Given information:
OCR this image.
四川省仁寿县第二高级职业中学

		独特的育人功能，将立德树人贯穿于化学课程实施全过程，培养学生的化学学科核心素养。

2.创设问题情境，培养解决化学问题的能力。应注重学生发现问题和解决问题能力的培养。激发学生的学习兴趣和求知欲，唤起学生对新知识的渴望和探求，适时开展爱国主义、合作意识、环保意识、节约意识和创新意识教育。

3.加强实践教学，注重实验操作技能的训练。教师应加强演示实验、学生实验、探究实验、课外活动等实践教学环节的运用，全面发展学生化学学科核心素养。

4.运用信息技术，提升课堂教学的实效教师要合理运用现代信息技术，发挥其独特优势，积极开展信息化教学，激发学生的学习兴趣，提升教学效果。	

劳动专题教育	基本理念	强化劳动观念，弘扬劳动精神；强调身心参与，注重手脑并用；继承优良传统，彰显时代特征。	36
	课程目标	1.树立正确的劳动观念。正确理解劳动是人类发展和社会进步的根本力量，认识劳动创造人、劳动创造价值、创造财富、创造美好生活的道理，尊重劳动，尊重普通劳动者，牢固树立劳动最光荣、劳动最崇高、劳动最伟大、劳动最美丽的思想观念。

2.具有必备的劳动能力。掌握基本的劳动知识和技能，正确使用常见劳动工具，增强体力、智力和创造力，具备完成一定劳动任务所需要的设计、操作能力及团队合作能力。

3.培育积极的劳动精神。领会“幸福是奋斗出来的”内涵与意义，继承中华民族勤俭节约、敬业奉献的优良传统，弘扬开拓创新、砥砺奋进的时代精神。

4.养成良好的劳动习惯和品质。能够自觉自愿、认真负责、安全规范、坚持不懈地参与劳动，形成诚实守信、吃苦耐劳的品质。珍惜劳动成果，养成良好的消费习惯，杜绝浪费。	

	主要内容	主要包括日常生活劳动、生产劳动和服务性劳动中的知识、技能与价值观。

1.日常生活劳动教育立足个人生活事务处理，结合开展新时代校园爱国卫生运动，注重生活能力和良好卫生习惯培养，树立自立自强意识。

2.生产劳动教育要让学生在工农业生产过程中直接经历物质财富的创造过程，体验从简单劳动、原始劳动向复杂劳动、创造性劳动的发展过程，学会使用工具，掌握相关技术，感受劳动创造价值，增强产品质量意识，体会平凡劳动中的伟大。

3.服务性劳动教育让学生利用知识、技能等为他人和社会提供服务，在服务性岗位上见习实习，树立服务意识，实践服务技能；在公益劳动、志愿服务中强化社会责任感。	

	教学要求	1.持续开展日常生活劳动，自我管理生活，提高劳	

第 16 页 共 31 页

The problem:
Write out every entry verbatim.

Reply:
OCR this image.
四川省仁寿县第二高级职业中学

		独特的育人功能，将立德树人贯穿于化学课程实施全过程，培养学生的化学学科核心素养。

2.创设问题情境，培养解决化学问题的能力。应注重学生发现问题和解决问题能力的培养。激发学生的学习兴趣和求知欲，唤起学生对新知识的渴望和探求，适时开展爱国主义、合作意识、环保意识、节约意识和创新意识教育。

3.加强实践教学，注重实验操作技能的训练。教师应加强演示实验、学生实验、探究实验、课外活动等实践教学环节的运用，全面发展学生化学学科核心素养。

4.运用信息技术，提升课堂教学的实效教师要合理运用现代信息技术，发挥其独特优势，积极开展信息化教学，激发学生的学习兴趣，提升教学效果。	

劳动专题教育	基本理念	强化劳动观念，弘扬劳动精神；强调身心参与，注重手脑并用；继承优良传统，彰显时代特征。	36
	课程目标	1.树立正确的劳动观念。正确理解劳动是人类发展和社会进步的根本力量，认识劳动创造人、劳动创造价值、创造财富、创造美好生活的道理，尊重劳动，尊重普通劳动者，牢固树立劳动最光荣、劳动最崇高、劳动最伟大、劳动最美丽的思想观念。

2.具有必备的劳动能力。掌握基本的劳动知识和技能，正确使用常见劳动工具，增强体力、智力和创造力，具备完成一定劳动任务所需要的设计、操作能力及团队合作能力。

3.培育积极的劳动精神。领会“幸福是奋斗出来的”内涵与意义，继承中华民族勤俭节约、敬业奉献的优良传统，弘扬开拓创新、砥砺奋进的时代精神。

4.养成良好的劳动习惯和品质。能够自觉自愿、认真负责、安全规范、坚持不懈地参与劳动，形成诚实守信、吃苦耐劳的品质。珍惜劳动成果，养成良好的消费习惯，杜绝浪费。	

	主要内容	主要包括日常生活劳动、生产劳动和服务性劳动中的知识、技能与价值观。

1.日常生活劳动教育立足个人生活事务处理，结合开展新时代校园爱国卫生运动，注重生活能力和良好卫生习惯培养，树立自立自强意识。

2.生产劳动教育要让学生在工农业生产过程中直接经历物质财富的创造过程，体验从简单劳动、原始劳动向复杂劳动、创造性劳动的发展过程，学会使用工具，掌握相关技术，感受劳动创造价值，增强产品质量意识，体会平凡劳动中的伟大。

3.服务性劳动教育让学生利用知识、技能等为他人和社会提供服务，在服务性岗位上见习实习，树立服务意识，实践服务技能；在公益劳动、志愿服务中强化社会责任感。	

	教学要求	1.持续开展日常生活劳动，自我管理生活，提高劳	

第 16 页 共 31 页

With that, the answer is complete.